(SET PROBLEM)
Edit the records from the start down through the line containing "back-button[interactable]: ←: [10, 49, 42, 81]", both ends included, by replacing "close-tab-icon" with "close-tab-button" and leaving everything else unchanged. Give only those edited lines.
Begin PROVIDED RECORDS
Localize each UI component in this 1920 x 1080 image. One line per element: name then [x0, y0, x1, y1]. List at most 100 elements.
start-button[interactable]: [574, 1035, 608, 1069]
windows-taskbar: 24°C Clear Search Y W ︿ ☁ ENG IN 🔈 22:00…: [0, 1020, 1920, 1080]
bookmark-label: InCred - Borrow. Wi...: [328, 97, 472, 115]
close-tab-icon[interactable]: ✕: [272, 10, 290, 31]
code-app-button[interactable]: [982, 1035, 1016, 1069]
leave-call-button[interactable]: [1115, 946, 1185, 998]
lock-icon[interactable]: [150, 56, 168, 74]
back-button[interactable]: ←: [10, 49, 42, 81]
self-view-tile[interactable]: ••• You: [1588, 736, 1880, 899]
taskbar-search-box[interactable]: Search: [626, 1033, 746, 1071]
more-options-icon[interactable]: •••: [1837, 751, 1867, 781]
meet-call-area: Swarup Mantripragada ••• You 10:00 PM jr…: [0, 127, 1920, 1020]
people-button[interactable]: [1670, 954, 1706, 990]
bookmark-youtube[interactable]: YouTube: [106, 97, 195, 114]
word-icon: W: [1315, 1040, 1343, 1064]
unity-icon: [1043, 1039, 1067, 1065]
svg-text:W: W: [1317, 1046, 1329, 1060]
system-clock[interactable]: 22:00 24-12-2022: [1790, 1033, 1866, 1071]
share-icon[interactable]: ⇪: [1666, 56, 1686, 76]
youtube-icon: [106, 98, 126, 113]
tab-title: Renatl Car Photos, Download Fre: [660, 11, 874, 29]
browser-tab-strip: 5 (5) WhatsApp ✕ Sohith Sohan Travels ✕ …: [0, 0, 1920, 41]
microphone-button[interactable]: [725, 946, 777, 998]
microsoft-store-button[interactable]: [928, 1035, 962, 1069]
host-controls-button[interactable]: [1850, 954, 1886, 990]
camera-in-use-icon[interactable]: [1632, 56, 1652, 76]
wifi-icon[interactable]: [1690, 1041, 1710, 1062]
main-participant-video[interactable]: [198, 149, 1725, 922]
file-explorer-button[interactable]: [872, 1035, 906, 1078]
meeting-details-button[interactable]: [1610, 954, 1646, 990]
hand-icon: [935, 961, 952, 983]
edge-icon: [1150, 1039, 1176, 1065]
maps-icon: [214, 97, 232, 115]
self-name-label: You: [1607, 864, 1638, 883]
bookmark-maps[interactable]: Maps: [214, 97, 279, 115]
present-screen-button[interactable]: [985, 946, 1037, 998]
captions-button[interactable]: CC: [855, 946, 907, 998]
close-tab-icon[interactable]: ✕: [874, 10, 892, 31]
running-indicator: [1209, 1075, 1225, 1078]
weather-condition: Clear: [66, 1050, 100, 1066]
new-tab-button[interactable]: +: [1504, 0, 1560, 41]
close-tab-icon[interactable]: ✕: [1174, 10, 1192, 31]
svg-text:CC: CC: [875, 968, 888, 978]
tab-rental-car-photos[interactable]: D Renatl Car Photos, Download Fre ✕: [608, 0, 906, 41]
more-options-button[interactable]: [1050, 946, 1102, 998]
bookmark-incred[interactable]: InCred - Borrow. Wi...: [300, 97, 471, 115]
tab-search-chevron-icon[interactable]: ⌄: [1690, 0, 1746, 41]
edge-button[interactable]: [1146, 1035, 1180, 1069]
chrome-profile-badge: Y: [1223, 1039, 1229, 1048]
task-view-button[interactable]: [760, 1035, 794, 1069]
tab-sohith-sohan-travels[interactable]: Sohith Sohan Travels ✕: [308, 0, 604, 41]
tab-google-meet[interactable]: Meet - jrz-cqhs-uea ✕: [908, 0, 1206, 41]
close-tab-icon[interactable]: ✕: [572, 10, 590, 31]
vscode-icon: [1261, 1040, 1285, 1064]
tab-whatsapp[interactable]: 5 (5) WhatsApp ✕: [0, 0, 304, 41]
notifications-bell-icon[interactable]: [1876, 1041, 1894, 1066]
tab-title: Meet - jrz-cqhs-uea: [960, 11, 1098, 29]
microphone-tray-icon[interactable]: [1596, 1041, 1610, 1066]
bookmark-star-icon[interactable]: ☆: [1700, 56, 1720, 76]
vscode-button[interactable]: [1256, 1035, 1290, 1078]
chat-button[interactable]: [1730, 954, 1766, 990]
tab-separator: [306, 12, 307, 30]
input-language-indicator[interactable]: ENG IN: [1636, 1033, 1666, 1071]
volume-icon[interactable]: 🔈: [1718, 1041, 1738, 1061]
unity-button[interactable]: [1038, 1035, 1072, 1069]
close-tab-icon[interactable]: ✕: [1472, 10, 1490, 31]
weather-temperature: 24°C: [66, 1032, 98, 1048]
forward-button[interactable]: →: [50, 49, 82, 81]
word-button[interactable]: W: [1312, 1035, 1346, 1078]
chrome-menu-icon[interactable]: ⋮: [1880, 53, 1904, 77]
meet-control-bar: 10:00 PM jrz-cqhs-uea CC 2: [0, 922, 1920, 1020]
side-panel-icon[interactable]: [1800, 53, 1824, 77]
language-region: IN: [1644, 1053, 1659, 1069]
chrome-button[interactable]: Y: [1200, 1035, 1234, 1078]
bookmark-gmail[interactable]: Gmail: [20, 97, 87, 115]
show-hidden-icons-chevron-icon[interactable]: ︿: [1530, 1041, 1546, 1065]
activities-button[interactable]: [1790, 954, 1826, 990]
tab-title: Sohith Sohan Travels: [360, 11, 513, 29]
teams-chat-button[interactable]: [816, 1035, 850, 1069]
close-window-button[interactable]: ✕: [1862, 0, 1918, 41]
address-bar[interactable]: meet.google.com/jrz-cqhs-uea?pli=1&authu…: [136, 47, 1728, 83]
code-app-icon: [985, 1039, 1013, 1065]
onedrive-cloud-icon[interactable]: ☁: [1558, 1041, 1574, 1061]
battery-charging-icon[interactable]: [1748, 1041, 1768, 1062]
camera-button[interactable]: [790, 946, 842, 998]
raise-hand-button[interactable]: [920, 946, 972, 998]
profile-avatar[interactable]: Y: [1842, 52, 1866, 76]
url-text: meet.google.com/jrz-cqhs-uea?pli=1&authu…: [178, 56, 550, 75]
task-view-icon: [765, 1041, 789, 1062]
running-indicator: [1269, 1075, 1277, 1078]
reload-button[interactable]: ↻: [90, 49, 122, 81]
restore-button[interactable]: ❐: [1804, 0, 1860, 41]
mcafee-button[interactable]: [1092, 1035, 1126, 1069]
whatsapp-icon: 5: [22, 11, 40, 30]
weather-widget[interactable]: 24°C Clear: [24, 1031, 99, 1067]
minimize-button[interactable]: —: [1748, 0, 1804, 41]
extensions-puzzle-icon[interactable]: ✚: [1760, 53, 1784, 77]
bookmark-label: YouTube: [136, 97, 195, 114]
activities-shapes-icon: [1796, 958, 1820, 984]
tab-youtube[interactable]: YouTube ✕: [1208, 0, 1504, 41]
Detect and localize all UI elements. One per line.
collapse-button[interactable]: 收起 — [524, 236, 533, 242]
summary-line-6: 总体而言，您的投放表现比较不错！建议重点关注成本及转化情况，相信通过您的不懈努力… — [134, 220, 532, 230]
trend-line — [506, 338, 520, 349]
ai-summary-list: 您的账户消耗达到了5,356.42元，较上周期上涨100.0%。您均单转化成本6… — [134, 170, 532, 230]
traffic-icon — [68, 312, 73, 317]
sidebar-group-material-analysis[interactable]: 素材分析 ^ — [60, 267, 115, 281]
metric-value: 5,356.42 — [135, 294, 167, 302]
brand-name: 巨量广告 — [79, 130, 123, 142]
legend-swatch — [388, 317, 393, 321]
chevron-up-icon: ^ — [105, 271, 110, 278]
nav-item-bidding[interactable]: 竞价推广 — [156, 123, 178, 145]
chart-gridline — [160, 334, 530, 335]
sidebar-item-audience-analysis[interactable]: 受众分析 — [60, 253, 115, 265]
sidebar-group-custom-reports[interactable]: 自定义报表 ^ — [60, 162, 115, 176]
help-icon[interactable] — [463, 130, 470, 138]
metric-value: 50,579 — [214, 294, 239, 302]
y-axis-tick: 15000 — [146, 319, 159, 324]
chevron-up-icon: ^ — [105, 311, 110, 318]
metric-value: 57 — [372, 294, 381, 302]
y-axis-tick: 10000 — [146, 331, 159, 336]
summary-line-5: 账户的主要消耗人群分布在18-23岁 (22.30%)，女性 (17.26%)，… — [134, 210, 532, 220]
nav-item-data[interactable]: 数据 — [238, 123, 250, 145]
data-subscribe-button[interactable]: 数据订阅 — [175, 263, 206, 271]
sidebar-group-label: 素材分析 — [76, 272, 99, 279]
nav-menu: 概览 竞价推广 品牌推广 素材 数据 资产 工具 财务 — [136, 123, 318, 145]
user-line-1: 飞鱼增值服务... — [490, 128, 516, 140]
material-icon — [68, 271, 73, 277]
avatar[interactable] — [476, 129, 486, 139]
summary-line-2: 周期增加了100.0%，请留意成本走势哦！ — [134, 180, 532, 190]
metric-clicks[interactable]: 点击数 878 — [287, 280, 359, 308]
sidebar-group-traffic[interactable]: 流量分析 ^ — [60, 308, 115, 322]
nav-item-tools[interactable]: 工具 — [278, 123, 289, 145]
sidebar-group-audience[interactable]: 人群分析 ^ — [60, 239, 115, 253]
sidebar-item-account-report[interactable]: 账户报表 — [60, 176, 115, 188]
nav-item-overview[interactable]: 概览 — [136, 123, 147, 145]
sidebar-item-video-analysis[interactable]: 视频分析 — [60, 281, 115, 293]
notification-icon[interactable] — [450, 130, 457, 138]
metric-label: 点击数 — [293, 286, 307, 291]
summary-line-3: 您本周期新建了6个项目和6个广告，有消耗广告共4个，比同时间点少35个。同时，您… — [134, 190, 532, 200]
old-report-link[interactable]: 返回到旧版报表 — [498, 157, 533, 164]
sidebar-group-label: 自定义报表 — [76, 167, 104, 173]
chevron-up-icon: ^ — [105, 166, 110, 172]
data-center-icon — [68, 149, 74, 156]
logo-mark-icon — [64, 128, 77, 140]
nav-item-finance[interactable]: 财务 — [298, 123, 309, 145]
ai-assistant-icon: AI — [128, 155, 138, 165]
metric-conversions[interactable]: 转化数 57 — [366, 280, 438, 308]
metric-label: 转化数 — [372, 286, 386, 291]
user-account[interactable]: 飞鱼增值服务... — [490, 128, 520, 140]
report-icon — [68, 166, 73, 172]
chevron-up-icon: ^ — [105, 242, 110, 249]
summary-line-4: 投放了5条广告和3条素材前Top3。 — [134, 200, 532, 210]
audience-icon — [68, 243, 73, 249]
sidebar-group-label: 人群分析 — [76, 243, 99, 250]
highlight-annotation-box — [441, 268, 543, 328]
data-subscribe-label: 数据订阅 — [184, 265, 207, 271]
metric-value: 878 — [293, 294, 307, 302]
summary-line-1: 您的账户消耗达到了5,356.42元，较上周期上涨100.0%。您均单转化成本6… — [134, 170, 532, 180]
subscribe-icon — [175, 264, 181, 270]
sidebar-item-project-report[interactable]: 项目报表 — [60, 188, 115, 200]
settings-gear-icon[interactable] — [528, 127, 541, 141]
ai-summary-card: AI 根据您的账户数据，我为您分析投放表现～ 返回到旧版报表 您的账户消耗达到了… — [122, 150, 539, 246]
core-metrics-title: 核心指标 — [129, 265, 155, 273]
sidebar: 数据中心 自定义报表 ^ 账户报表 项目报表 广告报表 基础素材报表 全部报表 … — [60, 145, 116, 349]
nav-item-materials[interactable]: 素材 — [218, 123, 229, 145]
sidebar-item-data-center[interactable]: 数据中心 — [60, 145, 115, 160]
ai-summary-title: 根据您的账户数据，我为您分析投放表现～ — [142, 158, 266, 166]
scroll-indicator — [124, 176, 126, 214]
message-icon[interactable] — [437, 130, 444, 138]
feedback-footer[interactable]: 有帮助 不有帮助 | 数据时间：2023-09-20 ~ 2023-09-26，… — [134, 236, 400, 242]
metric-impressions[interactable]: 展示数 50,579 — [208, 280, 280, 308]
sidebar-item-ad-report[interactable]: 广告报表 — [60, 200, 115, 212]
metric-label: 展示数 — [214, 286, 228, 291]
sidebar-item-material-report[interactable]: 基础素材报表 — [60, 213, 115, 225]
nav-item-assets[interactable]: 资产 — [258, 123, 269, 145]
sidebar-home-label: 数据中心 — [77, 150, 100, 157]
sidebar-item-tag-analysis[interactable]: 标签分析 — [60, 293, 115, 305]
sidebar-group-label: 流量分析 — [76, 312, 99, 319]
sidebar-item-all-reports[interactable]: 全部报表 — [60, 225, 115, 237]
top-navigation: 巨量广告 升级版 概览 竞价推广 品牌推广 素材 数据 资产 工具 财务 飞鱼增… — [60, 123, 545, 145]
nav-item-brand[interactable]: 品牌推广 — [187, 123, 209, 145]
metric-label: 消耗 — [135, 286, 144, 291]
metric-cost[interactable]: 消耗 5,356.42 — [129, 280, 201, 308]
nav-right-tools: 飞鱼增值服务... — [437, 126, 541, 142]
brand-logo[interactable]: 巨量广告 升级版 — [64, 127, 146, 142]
End PROVIDED RECORDS
(ANSWER TO THE EXERCISE)
Localize each UI component in this 1920 x 1080 image. One line per element: name then [x0, y0, x1, y1]. List at most 100 elements.
start-button[interactable]: [574, 1035, 608, 1069]
windows-taskbar: 24°C Clear Search Y W ︿ ☁ ENG IN 🔈 22:00…: [0, 1020, 1920, 1080]
bookmark-label: InCred - Borrow. Wi...: [328, 97, 472, 115]
close-tab-button[interactable]: ✕: [272, 10, 290, 31]
code-app-button[interactable]: [982, 1035, 1016, 1069]
leave-call-button[interactable]: [1115, 946, 1185, 998]
lock-icon[interactable]: [150, 56, 168, 74]
back-button[interactable]: ←: [10, 49, 42, 81]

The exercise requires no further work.